> **WHAT IS NEEDED**:
Transcribe the entries below exactly.
═══ DATA IN THIS EXERCISE ═══
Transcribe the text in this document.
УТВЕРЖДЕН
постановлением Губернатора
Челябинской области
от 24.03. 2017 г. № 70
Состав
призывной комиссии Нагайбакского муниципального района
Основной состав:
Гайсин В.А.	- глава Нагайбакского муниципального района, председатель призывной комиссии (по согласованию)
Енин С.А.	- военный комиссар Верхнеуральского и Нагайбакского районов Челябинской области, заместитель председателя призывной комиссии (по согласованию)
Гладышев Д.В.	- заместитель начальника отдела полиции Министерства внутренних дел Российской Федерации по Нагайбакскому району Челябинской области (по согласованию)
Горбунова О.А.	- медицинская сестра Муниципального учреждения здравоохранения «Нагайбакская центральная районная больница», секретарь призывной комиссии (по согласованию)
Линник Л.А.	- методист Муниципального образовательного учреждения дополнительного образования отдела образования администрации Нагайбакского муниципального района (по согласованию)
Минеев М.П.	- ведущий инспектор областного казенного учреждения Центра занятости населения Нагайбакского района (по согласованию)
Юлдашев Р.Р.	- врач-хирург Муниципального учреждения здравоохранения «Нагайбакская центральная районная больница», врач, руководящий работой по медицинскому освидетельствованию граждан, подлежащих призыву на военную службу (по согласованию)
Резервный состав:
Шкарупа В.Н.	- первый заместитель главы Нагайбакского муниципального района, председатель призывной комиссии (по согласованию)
═══
> **OUTPUT FOR THIS EXERCISE**:
Transcribe the text in this document.
УТВЕРЖДЕН
постановлением Губернатора
Челябинской области
от 24.03. 2017 г. № 70
Состав
призывной комиссии Нагайбакского муниципального района
Основной состав:
Гайсин В.А.	- глава Нагайбакского муниципального района, председатель призывной комиссии (по согласованию)
Енин С.А.	- военный комиссар Верхнеуральского и Нагайбакского районов Челябинской области, заместитель председателя призывной комиссии (по согласованию)
Гладышев Д.В.	- заместитель начальника отдела полиции Министерства внутренних дел Российской Федерации по Нагайбакскому району Челябинской области (по согласованию)
Горбунова О.А.	- медицинская сестра Муниципального учреждения здравоохранения «Нагайбакская центральная районная больница», секретарь призывной комиссии (по согласованию)
Линник Л.А.	- методист Муниципального образовательного учреждения дополнительного образования отдела образования администрации Нагайбакского муниципального района (по согласованию)
Минеев М.П.	- ведущий инспектор областного казенного учреждения Центра занятости населения Нагайбакского района (по согласованию)
Юлдашев Р.Р.	- врач-хирург Муниципального учреждения здравоохранения «Нагайбакская центральная районная больница», врач, руководящий работой по медицинскому освидетельствованию граждан, подлежащих призыву на военную службу (по согласованию)
Резервный состав:
Шкарупа В.Н.	- первый заместитель главы Нагайбакского муниципального района, председатель призывной комиссии (по согласованию)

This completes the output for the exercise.